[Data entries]
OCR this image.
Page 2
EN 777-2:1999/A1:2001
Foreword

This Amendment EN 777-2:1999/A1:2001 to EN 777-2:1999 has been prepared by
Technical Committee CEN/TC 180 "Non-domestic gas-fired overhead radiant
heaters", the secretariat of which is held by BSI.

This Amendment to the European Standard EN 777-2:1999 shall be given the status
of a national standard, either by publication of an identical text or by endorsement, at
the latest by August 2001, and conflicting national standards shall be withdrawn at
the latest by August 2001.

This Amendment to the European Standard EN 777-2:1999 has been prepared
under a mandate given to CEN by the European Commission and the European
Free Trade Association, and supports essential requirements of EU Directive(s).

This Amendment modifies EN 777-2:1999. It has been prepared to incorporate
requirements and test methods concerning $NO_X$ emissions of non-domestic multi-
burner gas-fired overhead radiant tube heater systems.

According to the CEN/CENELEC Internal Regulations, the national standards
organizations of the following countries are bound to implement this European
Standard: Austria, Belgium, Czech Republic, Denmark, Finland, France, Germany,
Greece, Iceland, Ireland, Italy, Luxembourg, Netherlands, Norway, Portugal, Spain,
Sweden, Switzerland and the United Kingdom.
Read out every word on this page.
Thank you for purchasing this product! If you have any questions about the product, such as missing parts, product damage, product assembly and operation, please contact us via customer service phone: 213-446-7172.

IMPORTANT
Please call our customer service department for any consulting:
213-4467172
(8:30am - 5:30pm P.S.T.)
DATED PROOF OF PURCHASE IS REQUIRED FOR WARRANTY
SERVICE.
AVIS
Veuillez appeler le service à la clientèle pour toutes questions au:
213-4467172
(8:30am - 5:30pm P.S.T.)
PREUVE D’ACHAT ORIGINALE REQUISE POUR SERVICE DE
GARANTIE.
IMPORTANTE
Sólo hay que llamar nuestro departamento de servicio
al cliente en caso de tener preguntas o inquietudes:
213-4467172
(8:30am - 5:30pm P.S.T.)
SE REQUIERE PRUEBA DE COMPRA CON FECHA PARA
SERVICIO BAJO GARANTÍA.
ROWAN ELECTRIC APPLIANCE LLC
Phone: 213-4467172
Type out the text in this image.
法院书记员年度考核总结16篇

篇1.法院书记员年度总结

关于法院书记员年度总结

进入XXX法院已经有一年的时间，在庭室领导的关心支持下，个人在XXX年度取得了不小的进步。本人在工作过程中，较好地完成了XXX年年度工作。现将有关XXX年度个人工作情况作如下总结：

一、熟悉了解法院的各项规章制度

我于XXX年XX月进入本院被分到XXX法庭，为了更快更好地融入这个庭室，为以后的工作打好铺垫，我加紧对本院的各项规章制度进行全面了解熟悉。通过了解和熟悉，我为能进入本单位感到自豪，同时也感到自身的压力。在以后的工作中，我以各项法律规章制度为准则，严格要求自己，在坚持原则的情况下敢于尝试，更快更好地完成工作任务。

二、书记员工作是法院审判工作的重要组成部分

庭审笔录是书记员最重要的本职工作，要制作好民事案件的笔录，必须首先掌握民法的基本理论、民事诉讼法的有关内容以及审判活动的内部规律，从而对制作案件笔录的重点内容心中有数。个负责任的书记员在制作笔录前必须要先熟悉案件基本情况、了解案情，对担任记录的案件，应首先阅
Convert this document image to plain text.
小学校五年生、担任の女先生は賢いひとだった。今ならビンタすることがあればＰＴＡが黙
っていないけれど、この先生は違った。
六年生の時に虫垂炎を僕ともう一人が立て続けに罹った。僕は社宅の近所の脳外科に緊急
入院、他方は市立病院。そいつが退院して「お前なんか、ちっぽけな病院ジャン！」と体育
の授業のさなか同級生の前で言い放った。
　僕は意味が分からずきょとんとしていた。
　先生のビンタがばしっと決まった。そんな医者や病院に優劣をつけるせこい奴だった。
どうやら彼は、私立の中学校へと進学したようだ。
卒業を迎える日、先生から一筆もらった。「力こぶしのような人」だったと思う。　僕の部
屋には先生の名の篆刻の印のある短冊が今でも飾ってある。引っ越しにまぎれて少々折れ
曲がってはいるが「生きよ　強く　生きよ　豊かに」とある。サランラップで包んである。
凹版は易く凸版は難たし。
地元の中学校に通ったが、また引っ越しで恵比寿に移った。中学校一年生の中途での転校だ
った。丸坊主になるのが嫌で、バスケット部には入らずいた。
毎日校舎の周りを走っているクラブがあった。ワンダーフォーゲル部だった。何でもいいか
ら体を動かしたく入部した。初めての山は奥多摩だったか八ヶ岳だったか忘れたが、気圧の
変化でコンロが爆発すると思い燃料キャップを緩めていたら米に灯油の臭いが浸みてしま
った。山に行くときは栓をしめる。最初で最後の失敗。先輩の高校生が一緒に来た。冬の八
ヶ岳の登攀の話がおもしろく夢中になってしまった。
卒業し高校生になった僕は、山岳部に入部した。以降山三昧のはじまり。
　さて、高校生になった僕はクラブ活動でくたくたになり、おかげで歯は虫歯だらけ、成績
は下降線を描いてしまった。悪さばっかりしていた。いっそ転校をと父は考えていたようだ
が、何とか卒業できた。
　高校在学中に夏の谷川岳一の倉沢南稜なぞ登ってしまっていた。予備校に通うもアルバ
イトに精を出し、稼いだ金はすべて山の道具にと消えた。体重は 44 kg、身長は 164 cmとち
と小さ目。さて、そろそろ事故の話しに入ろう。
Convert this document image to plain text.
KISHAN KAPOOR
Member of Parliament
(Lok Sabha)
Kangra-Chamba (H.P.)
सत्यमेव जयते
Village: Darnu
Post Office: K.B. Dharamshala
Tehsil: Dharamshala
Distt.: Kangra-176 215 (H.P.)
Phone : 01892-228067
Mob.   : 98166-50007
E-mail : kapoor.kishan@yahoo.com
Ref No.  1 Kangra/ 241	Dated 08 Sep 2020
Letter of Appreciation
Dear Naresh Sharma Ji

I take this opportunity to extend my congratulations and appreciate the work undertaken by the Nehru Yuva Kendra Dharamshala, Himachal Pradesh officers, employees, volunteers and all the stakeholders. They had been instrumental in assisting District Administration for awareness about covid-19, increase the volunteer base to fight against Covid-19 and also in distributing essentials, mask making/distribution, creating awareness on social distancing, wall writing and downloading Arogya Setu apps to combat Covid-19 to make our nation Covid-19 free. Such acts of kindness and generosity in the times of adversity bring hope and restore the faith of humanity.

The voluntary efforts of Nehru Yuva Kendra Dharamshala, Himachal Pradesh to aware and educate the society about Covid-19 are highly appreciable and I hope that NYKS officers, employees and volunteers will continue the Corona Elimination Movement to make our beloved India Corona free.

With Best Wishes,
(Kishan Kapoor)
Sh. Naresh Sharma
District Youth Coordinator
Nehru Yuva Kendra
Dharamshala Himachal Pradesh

§ **Requirements**
Print the listing above in full, exactly as it is.

§ **Solution for this exercise**
OCR this image.
Page 2
EN 777-2:1999/A1:2001
Foreword

This Amendment EN 777-2:1999/A1:2001 to EN 777-2:1999 has been prepared by
Technical Committee CEN/TC 180 "Non-domestic gas-fired overhead radiant
heaters", the secretariat of which is held by BSI.

This Amendment to the European Standard EN 777-2:1999 shall be given the status
of a national standard, either by publication of an identical text or by endorsement, at
the latest by August 2001, and conflicting national standards shall be withdrawn at
the latest by August 2001.

This Amendment to the European Standard EN 777-2:1999 has been prepared
under a mandate given to CEN by the European Commission and the European
Free Trade Association, and supports essential requirements of EU Directive(s).

This Amendment modifies EN 777-2:1999. It has been prepared to incorporate
requirements and test methods concerning $NO_X$ emissions of non-domestic multi-
burner gas-fired overhead radiant tube heater systems.

According to the CEN/CENELEC Internal Regulations, the national standards
organizations of the following countries are bound to implement this European
Standard: Austria, Belgium, Czech Republic, Denmark, Finland, France, Germany,
Greece, Iceland, Ireland, Italy, Luxembourg, Netherlands, Norway, Portugal, Spain,
Sweden, Switzerland and the United Kingdom.
Read out every word on this page.
Thank you for purchasing this product! If you have any questions about the product, such as missing parts, product damage, product assembly and operation, please contact us via customer service phone: 213-446-7172.

IMPORTANT
Please call our customer service department for any consulting:
213-4467172
(8:30am - 5:30pm P.S.T.)
DATED PROOF OF PURCHASE IS REQUIRED FOR WARRANTY
SERVICE.
AVIS
Veuillez appeler le service à la clientèle pour toutes questions au:
213-4467172
(8:30am - 5:30pm P.S.T.)
PREUVE D’ACHAT ORIGINALE REQUISE POUR SERVICE DE
GARANTIE.
IMPORTANTE
Sólo hay que llamar nuestro departamento de servicio
al cliente en caso de tener preguntas o inquietudes:
213-4467172
(8:30am - 5:30pm P.S.T.)
SE REQUIERE PRUEBA DE COMPRA CON FECHA PARA
SERVICIO BAJO GARANTÍA.
ROWAN ELECTRIC APPLIANCE LLC
Phone: 213-4467172
Type out the text in this image.
法院书记员年度考核总结16篇

篇1.法院书记员年度总结

关于法院书记员年度总结

进入XXX法院已经有一年的时间，在庭室领导的关心支持下，个人在XXX年度取得了不小的进步。本人在工作过程中，较好地完成了XXX年年度工作。现将有关XXX年度个人工作情况作如下总结：

一、熟悉了解法院的各项规章制度

我于XXX年XX月进入本院被分到XXX法庭，为了更快更好地融入这个庭室，为以后的工作打好铺垫，我加紧对本院的各项规章制度进行全面了解熟悉。通过了解和熟悉，我为能进入本单位感到自豪，同时也感到自身的压力。在以后的工作中，我以各项法律规章制度为准则，严格要求自己，在坚持原则的情况下敢于尝试，更快更好地完成工作任务。

二、书记员工作是法院审判工作的重要组成部分

庭审笔录是书记员最重要的本职工作，要制作好民事案件的笔录，必须首先掌握民法的基本理论、民事诉讼法的有关内容以及审判活动的内部规律，从而对制作案件笔录的重点内容心中有数。个负责任的书记员在制作笔录前必须要先熟悉案件基本情况、了解案情，对担任记录的案件，应首先阅
Convert this document image to plain text.
小学校五年生、担任の女先生は賢いひとだった。今ならビンタすることがあればＰＴＡが黙
っていないけれど、この先生は違った。
六年生の時に虫垂炎を僕ともう一人が立て続けに罹った。僕は社宅の近所の脳外科に緊急
入院、他方は市立病院。そいつが退院して「お前なんか、ちっぽけな病院ジャン！」と体育
の授業のさなか同級生の前で言い放った。
　僕は意味が分からずきょとんとしていた。
　先生のビンタがばしっと決まった。そんな医者や病院に優劣をつけるせこい奴だった。
どうやら彼は、私立の中学校へと進学したようだ。
卒業を迎える日、先生から一筆もらった。「力こぶしのような人」だったと思う。　僕の部
屋には先生の名の篆刻の印のある短冊が今でも飾ってある。引っ越しにまぎれて少々折れ
曲がってはいるが「生きよ　強く　生きよ　豊かに」とある。サランラップで包んである。
凹版は易く凸版は難たし。
地元の中学校に通ったが、また引っ越しで恵比寿に移った。中学校一年生の中途での転校だ
った。丸坊主になるのが嫌で、バスケット部には入らずいた。
毎日校舎の周りを走っているクラブがあった。ワンダーフォーゲル部だった。何でもいいか
ら体を動かしたく入部した。初めての山は奥多摩だったか八ヶ岳だったか忘れたが、気圧の
変化でコンロが爆発すると思い燃料キャップを緩めていたら米に灯油の臭いが浸みてしま
った。山に行くときは栓をしめる。最初で最後の失敗。先輩の高校生が一緒に来た。冬の八
ヶ岳の登攀の話がおもしろく夢中になってしまった。
卒業し高校生になった僕は、山岳部に入部した。以降山三昧のはじまり。
　さて、高校生になった僕はクラブ活動でくたくたになり、おかげで歯は虫歯だらけ、成績
は下降線を描いてしまった。悪さばっかりしていた。いっそ転校をと父は考えていたようだ
が、何とか卒業できた。
　高校在学中に夏の谷川岳一の倉沢南稜なぞ登ってしまっていた。予備校に通うもアルバ
イトに精を出し、稼いだ金はすべて山の道具にと消えた。体重は 44 kg、身長は 164 cmとち
と小さ目。さて、そろそろ事故の話しに入ろう。
Convert this document image to plain text.
KISHAN KAPOOR
Member of Parliament
(Lok Sabha)
Kangra-Chamba (H.P.)
सत्यमेव जयते
Village: Darnu
Post Office: K.B. Dharamshala
Tehsil: Dharamshala
Distt.: Kangra-176 215 (H.P.)
Phone : 01892-228067
Mob.   : 98166-50007
E-mail : kapoor.kishan@yahoo.com
Ref No.  1 Kangra/ 241	Dated 08 Sep 2020
Letter of Appreciation
Dear Naresh Sharma Ji

I take this opportunity to extend my congratulations and appreciate the work undertaken by the Nehru Yuva Kendra Dharamshala, Himachal Pradesh officers, employees, volunteers and all the stakeholders. They had been instrumental in assisting District Administration for awareness about covid-19, increase the volunteer base to fight against Covid-19 and also in distributing essentials, mask making/distribution, creating awareness on social distancing, wall writing and downloading Arogya Setu apps to combat Covid-19 to make our nation Covid-19 free. Such acts of kindness and generosity in the times of adversity bring hope and restore the faith of humanity.

The voluntary efforts of Nehru Yuva Kendra Dharamshala, Himachal Pradesh to aware and educate the society about Covid-19 are highly appreciable and I hope that NYKS officers, employees and volunteers will continue the Corona Elimination Movement to make our beloved India Corona free.

With Best Wishes,
(Kishan Kapoor)
Sh. Naresh Sharma
District Youth Coordinator
Nehru Yuva Kendra
Dharamshala Himachal Pradesh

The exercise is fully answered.